### What you will do:
Determine the number of lines in these entries that hold the word "area". Give the number and nothing more.
=======
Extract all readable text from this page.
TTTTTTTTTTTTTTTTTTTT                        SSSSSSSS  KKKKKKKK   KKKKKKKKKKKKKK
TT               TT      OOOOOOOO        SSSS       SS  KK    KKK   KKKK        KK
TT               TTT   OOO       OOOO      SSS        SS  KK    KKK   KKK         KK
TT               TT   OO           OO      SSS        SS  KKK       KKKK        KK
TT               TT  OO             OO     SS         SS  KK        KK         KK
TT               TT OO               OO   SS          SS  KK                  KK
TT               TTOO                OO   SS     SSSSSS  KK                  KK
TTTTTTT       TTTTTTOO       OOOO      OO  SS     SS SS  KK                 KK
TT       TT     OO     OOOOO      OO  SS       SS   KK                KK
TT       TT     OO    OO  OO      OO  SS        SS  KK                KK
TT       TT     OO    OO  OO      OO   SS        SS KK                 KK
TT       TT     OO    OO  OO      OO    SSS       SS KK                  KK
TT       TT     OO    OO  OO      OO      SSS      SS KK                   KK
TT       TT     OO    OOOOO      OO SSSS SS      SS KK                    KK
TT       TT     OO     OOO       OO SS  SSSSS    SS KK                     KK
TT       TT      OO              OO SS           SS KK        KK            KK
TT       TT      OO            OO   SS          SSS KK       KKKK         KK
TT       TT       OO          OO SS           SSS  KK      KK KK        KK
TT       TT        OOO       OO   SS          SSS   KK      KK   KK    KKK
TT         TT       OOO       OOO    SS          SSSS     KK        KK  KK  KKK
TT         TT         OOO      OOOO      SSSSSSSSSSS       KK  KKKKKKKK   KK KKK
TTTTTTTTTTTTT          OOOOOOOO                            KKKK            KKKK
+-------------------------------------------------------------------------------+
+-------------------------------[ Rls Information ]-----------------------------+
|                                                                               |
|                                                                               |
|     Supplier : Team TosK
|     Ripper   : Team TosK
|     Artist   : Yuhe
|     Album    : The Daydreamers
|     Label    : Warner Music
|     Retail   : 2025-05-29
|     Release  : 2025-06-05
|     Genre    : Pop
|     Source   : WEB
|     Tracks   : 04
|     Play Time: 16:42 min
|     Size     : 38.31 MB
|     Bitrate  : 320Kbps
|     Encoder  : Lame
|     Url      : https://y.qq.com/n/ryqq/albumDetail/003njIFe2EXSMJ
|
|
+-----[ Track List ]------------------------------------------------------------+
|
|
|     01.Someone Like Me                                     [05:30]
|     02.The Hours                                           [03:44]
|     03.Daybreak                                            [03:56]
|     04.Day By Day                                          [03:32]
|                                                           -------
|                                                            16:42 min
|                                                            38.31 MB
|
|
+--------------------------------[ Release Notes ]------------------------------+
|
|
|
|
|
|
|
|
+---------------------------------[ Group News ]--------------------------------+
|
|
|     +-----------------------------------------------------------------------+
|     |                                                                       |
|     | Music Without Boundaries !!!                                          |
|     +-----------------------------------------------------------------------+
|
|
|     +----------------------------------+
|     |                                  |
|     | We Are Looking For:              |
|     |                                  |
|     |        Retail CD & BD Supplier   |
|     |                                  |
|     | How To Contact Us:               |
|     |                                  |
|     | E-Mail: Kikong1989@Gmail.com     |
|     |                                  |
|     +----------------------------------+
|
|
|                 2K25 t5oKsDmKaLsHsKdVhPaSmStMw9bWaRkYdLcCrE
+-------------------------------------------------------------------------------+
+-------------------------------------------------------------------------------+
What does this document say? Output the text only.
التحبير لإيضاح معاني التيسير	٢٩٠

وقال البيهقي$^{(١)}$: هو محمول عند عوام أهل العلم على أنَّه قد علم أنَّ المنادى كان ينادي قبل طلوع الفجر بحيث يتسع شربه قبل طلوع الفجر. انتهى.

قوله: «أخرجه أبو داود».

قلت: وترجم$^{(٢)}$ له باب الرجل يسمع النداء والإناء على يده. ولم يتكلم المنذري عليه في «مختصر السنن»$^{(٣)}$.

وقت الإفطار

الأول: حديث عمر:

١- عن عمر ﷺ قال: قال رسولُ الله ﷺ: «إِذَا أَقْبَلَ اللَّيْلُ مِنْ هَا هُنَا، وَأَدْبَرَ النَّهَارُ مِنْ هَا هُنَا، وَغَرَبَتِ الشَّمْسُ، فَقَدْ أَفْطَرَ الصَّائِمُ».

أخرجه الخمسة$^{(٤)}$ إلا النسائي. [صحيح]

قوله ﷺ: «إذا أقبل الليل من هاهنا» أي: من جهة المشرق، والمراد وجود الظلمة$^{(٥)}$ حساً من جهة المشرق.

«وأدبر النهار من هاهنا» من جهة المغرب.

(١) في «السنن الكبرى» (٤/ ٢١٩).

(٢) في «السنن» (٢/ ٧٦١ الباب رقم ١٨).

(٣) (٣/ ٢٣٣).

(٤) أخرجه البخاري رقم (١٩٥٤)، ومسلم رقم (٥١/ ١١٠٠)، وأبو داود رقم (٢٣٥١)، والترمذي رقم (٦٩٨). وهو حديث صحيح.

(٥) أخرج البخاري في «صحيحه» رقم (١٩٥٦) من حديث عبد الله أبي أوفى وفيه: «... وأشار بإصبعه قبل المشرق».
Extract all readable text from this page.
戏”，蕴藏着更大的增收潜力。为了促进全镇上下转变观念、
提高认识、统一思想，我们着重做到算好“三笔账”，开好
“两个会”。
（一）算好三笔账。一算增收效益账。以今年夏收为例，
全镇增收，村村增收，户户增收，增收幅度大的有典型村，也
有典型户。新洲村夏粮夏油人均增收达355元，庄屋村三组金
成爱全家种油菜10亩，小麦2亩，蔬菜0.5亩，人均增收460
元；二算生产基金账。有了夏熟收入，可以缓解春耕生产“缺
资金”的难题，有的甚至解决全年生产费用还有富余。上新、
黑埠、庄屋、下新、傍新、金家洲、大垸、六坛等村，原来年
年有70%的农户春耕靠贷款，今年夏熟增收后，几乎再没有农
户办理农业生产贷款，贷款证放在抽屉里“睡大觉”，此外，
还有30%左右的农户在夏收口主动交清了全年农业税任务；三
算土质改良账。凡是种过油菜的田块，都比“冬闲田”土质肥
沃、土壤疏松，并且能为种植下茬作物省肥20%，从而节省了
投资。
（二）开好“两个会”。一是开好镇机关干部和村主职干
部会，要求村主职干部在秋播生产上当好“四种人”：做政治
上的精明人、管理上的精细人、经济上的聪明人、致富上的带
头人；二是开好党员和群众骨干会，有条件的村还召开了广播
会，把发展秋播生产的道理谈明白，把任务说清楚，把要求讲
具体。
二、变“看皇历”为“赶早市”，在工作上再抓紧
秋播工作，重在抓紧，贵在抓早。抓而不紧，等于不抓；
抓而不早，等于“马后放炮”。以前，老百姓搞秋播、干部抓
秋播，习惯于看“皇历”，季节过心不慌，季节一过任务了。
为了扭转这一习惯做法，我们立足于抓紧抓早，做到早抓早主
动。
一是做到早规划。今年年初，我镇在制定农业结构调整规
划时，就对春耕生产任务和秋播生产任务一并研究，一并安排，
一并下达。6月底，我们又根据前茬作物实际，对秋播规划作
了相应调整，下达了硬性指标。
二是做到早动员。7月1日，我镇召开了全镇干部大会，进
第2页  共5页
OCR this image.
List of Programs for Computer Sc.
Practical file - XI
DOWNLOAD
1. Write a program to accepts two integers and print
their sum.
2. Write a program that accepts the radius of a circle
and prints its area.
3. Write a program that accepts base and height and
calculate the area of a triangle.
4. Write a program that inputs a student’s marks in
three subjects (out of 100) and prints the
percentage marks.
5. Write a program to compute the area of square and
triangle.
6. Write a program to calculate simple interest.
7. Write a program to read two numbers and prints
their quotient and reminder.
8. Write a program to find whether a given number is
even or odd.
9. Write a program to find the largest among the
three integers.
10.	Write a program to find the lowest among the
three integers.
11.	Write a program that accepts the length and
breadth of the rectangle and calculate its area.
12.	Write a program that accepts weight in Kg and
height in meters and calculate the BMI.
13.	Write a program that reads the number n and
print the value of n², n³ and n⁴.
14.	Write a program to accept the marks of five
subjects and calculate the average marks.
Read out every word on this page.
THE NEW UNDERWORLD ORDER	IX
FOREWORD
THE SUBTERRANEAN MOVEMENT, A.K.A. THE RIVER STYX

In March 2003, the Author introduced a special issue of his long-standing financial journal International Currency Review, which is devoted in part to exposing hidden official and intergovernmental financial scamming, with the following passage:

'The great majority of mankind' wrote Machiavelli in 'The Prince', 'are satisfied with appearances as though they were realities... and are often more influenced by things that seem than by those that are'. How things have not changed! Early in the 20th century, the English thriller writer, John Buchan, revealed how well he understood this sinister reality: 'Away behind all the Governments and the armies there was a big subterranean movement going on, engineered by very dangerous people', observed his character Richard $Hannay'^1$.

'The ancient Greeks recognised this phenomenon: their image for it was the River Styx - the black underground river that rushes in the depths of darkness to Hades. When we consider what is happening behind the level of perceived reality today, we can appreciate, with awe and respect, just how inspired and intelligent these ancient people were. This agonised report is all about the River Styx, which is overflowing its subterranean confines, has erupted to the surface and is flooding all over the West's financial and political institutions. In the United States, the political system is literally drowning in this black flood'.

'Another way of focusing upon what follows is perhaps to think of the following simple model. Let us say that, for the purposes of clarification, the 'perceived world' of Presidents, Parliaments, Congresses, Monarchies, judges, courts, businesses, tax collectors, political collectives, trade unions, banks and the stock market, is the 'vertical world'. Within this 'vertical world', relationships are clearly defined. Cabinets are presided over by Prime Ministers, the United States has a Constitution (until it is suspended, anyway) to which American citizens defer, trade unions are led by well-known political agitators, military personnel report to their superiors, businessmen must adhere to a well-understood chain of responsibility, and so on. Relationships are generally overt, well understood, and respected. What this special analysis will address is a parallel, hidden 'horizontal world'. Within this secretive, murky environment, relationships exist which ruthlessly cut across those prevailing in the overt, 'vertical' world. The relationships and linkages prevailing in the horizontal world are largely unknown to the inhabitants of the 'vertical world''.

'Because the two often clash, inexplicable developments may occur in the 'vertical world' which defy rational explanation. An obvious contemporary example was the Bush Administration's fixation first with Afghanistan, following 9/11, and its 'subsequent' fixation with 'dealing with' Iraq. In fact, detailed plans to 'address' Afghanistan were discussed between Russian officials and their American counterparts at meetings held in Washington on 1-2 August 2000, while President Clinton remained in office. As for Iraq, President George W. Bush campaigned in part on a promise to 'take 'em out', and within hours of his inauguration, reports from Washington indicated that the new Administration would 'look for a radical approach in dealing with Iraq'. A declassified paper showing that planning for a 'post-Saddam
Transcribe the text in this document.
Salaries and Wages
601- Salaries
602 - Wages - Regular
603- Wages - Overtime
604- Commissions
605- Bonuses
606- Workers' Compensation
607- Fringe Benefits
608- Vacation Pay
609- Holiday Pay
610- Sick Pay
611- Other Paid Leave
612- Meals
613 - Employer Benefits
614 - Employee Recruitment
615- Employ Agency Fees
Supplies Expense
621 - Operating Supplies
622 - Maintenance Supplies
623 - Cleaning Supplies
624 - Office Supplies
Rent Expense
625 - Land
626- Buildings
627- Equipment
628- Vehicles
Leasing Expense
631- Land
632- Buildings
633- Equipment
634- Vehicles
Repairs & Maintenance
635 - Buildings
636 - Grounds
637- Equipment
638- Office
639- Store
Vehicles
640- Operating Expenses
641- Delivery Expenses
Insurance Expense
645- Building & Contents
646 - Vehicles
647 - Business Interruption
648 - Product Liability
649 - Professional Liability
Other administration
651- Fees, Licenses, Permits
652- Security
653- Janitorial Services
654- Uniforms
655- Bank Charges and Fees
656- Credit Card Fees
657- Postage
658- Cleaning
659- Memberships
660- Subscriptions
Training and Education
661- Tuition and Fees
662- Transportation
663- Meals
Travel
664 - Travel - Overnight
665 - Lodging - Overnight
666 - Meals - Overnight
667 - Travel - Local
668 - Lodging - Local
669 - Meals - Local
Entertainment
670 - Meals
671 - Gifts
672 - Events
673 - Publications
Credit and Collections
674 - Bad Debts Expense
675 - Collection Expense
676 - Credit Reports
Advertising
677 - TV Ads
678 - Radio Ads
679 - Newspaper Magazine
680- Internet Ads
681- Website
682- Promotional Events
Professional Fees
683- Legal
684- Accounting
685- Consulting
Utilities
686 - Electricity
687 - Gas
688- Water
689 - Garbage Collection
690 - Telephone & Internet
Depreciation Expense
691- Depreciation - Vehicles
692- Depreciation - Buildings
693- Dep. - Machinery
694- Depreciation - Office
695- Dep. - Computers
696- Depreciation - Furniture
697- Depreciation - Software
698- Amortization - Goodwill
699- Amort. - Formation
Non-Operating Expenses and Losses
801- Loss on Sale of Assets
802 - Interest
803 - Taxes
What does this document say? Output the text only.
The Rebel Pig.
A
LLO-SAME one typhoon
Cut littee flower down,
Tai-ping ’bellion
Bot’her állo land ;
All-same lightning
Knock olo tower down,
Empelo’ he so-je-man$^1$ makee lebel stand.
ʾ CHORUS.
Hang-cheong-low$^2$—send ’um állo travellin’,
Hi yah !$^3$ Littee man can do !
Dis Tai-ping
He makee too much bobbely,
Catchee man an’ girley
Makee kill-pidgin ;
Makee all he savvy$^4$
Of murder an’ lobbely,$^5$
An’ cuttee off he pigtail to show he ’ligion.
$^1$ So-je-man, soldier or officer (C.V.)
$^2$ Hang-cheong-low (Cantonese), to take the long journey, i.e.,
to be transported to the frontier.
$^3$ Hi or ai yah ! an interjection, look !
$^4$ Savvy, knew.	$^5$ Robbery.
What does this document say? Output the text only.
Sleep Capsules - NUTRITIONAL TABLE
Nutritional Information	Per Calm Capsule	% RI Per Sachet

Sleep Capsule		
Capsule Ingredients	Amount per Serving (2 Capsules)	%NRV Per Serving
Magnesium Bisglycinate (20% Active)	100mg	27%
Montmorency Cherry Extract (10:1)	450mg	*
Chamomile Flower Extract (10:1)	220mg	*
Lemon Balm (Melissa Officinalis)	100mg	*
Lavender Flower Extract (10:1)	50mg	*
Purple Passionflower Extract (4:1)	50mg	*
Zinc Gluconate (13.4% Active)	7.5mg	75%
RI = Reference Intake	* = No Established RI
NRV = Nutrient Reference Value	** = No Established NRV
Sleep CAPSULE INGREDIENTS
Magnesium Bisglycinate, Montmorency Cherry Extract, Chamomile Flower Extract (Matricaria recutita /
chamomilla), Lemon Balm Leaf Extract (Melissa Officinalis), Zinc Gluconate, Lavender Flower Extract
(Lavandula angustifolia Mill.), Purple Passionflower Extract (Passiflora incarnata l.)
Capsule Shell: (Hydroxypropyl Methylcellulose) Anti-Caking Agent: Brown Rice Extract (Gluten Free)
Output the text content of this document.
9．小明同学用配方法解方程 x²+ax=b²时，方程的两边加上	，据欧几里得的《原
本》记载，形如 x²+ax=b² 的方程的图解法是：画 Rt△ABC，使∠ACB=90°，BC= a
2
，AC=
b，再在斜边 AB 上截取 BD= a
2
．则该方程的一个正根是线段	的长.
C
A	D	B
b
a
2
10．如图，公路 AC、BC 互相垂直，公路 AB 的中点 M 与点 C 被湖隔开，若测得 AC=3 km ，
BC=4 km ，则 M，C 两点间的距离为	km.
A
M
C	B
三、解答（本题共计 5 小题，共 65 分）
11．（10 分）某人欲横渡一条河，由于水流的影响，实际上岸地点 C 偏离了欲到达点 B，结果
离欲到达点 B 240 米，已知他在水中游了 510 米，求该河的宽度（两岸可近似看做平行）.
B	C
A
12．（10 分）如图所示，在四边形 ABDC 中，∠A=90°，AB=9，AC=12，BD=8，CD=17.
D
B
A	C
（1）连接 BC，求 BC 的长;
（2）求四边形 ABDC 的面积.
=======
### Correct answer:
4